*Source passage*
--- BEGIN ---

# Good year sawing



## Mizer (Mar 11, 2010)

I hope this does not come off as bragging. Since most people reading the milling section are either sawing on a small mill or are interested in it I am hoping you can be encouraged that you can indeed make a living with a band mill. I just received my report from the folks that I saw for and my little WM LT 40HDE25 sawed 1.5 million Bdft last year. That averages out to around 600-700 bdft an hour. This is pretty close to my average year and I have been doing it for the last fifteen years.

I am now deflating my puffed up chest and stepping back out into the ankle deep mud that awaits me outside of my pickup truck/office.


----------



## Daren (Oct 14, 2006)

That's mucho bft :yes:

Drop a zero (who am I kidding, drop a couple :laughing and that's my ballpark.





.


----------



## Mizer (Mar 11, 2010)

It is all relevant to what works for you though. I would be happy to drop a few zeros off of that myself as long as I could make a living. I have to get that kind of production because of the rate that I make per bdft. I am trying to build up a few other woodworking routes so hopefully in a few years I can back down from saw-milling as being my primary income source. Stress about did me in this summer/fall with a pretty bad ulcer.

--- END ---

*Record extracts*
--- BEGIN ---

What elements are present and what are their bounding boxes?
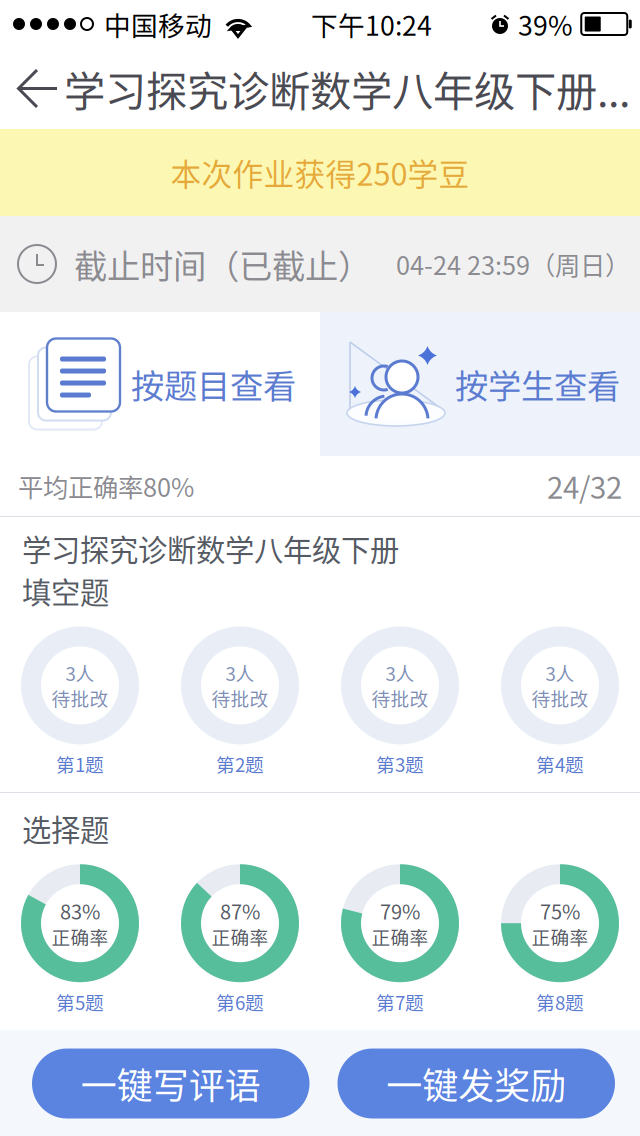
staticText: 待批改: [532, 684, 588, 712]
staticText: 待批改: [52, 684, 108, 712]
staticText: 按学生查看: [455, 360, 620, 408]
staticText: 填空题: [22, 570, 109, 612]
button[interactable]: Back: [12, 56, 64, 120]
staticText: 3人: [66, 659, 94, 686]
staticText: 学习探究诊断数学八年级下册...: [64, 59, 630, 118]
staticText: 75%: [540, 896, 580, 925]
button[interactable]: 75%: [480, 864, 640, 1015]
staticText: 待批改: [212, 684, 268, 712]
button[interactable]: 3人: [0, 626, 160, 778]
staticText: 第7题: [376, 988, 424, 1015]
staticText: 3人: [226, 659, 254, 686]
staticText: 待批改: [372, 684, 428, 712]
staticText: 中国移动: [104, 5, 212, 43]
staticText: 24/32: [547, 465, 622, 507]
staticText: 第1题: [56, 750, 104, 778]
staticText: 学习探究诊断数学八年级下册: [22, 527, 399, 570]
button[interactable]: 3人: [160, 626, 320, 778]
staticText: 79%: [380, 896, 420, 925]
staticText: 83%: [60, 896, 100, 925]
button[interactable]: 87%: [160, 864, 320, 1015]
button[interactable]: 一键写评语: [32, 1048, 310, 1118]
staticText: 正确率: [532, 923, 588, 950]
staticText: 第6题: [216, 988, 264, 1015]
staticText: 按题目查看: [131, 360, 296, 408]
staticText: 39%: [518, 5, 573, 43]
staticText: 本次作业获得250学豆: [170, 150, 470, 195]
staticText: 87%: [220, 896, 260, 925]
staticText: 第2题: [216, 750, 264, 778]
button[interactable]: 按学生查看: [320, 312, 640, 456]
button[interactable]: 3人: [480, 626, 640, 778]
staticText: 一键发奖励: [386, 1057, 566, 1110]
staticText: 第4题: [536, 750, 584, 778]
staticText: 截止时间（已截止）: [74, 240, 371, 288]
button[interactable]: 一键发奖励: [338, 1048, 615, 1118]
button[interactable]: 3人: [320, 626, 480, 778]
staticText: 平均正确率80%: [18, 468, 194, 504]
button[interactable]: 79%: [320, 864, 480, 1015]
staticText: 正确率: [212, 923, 268, 950]
button[interactable]: 83%: [0, 864, 160, 1015]
staticText: 3人: [546, 659, 574, 686]
staticText: 第8题: [536, 988, 584, 1015]
staticText: 第3题: [376, 750, 424, 778]
staticText: 下午10:24: [311, 5, 432, 43]
staticText: 3人: [386, 659, 414, 686]
staticText: 选择题: [22, 807, 109, 850]
staticText: 一键写评语: [81, 1057, 261, 1110]
staticText: 第5题: [56, 988, 104, 1015]
staticText: 正确率: [372, 923, 428, 950]
button[interactable]: 按题目查看: [0, 312, 320, 456]
staticText: 正确率: [52, 923, 108, 950]
staticText: 04-24 23:59（周日）: [396, 246, 630, 282]
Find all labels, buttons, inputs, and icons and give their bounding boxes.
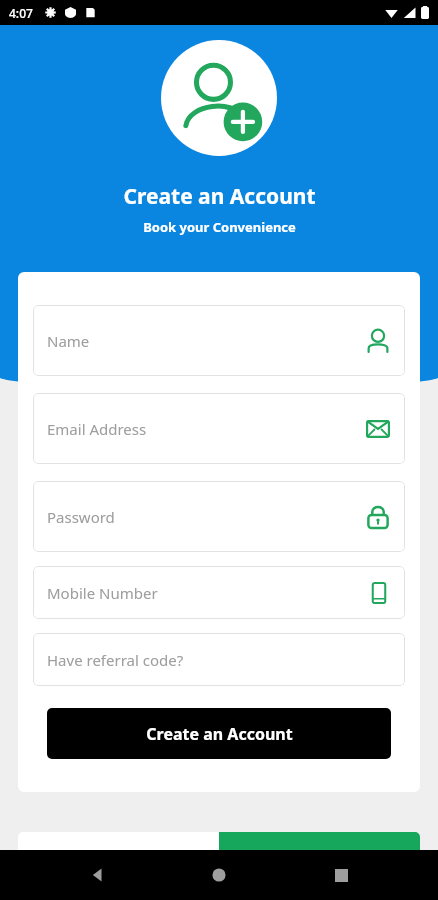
staticText: 4:07 bbox=[9, 5, 33, 21]
button[interactable]: Have referral code? bbox=[33, 633, 405, 686]
staticText: Have referral code? bbox=[47, 650, 391, 670]
other: Email Address bbox=[365, 416, 391, 442]
button[interactable]: Email Address bbox=[33, 393, 405, 464]
staticText: Name bbox=[47, 331, 365, 351]
staticText: Email Address bbox=[47, 419, 365, 439]
button[interactable]: Recent apps bbox=[317, 851, 365, 899]
button[interactable]: Create an Account bbox=[47, 708, 391, 759]
button[interactable]: Back bbox=[74, 851, 122, 899]
other: Password bbox=[365, 504, 391, 530]
button[interactable]: Password bbox=[33, 481, 405, 552]
button[interactable]: Home bbox=[195, 851, 243, 899]
button[interactable] bbox=[18, 832, 420, 862]
staticText: Book your Convenience bbox=[143, 218, 296, 236]
staticText: Password bbox=[47, 507, 365, 527]
other: Name bbox=[365, 328, 391, 354]
other: Mobile Number bbox=[367, 581, 391, 605]
other: Account logo bbox=[161, 40, 277, 156]
staticText: Create an Account bbox=[146, 723, 293, 745]
staticText: Create an Account bbox=[123, 182, 316, 211]
button[interactable]: Mobile Number bbox=[33, 566, 405, 619]
staticText: Mobile Number bbox=[47, 583, 367, 603]
button[interactable]: Name bbox=[33, 305, 405, 376]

--- END ---

*Challenges*
1. How would you put this sentence from the sawmill forum thread into Spanish: "This is pretty close to my average year and I have been doing it for the last fifteen years."
2. Can you carry the sawmill forum thread forward from its final post?

*In response*
1. Esto se acerca bastante a mi año promedio y llevo haciéndolo los últimos quince años.

2.
----------



## TexasTimbers (Oct 17, 2006)

Mizer said:


> I hope this does not come off as bragging . . . my little WM LT 40HDE25 sawed 1.5 million Bdft last year.


I think the operator had more to do with it than the mill. It ain't bragging if you did it! That's something to be puffed up about. 



Mizer said:


> . . . Stress about did me in this summer/fall with a pretty bad ulcer.


Hey I have one of those too! Have had since I started running two companies. :yes: It's one of the reasons I'm getting out of milling this fall as well. 

Congrats on your achivements. I hope you let WM know so you can be in their 10 million BF Club, or have you passed 15 mil? I wouldn't doubt that you have. :thumbsup:




.


----------



## Mizer (Mar 11, 2010)

I think I am well past 15 million. I didn't know they had a 10 million bdft club, are you serious?


----------



## TexasTimbers (Oct 17, 2006)

I don't know that there's a 10 mil club - there's the million club but I just kind of figured there may be. I do know they are always on the lookout for spotlight articles though where guys have cut as many BF as you have and your story is tailor made for just such an article. 15 to 20 million BF is something very very few sawyers achieve, especially on a small band saw like ours. Not necessarily because the saw can't do it, but usually because the sawyer doesn't last that long. :no:

If it's cool with you I'll contact them about it and if they're interested I'll give them your email and y'all can go from there. Not that you couldn't do it yourself but with a 3rd party reference sometimes it gets more interest. It's my idea so it isn't like you're being self serving. Cool with you? 





.









.


----------



## Mizer (Mar 11, 2010)

:cool2:: with me


----------



## Daren (Oct 14, 2006)

Mizer said:


> It is all relevant to what works for you though.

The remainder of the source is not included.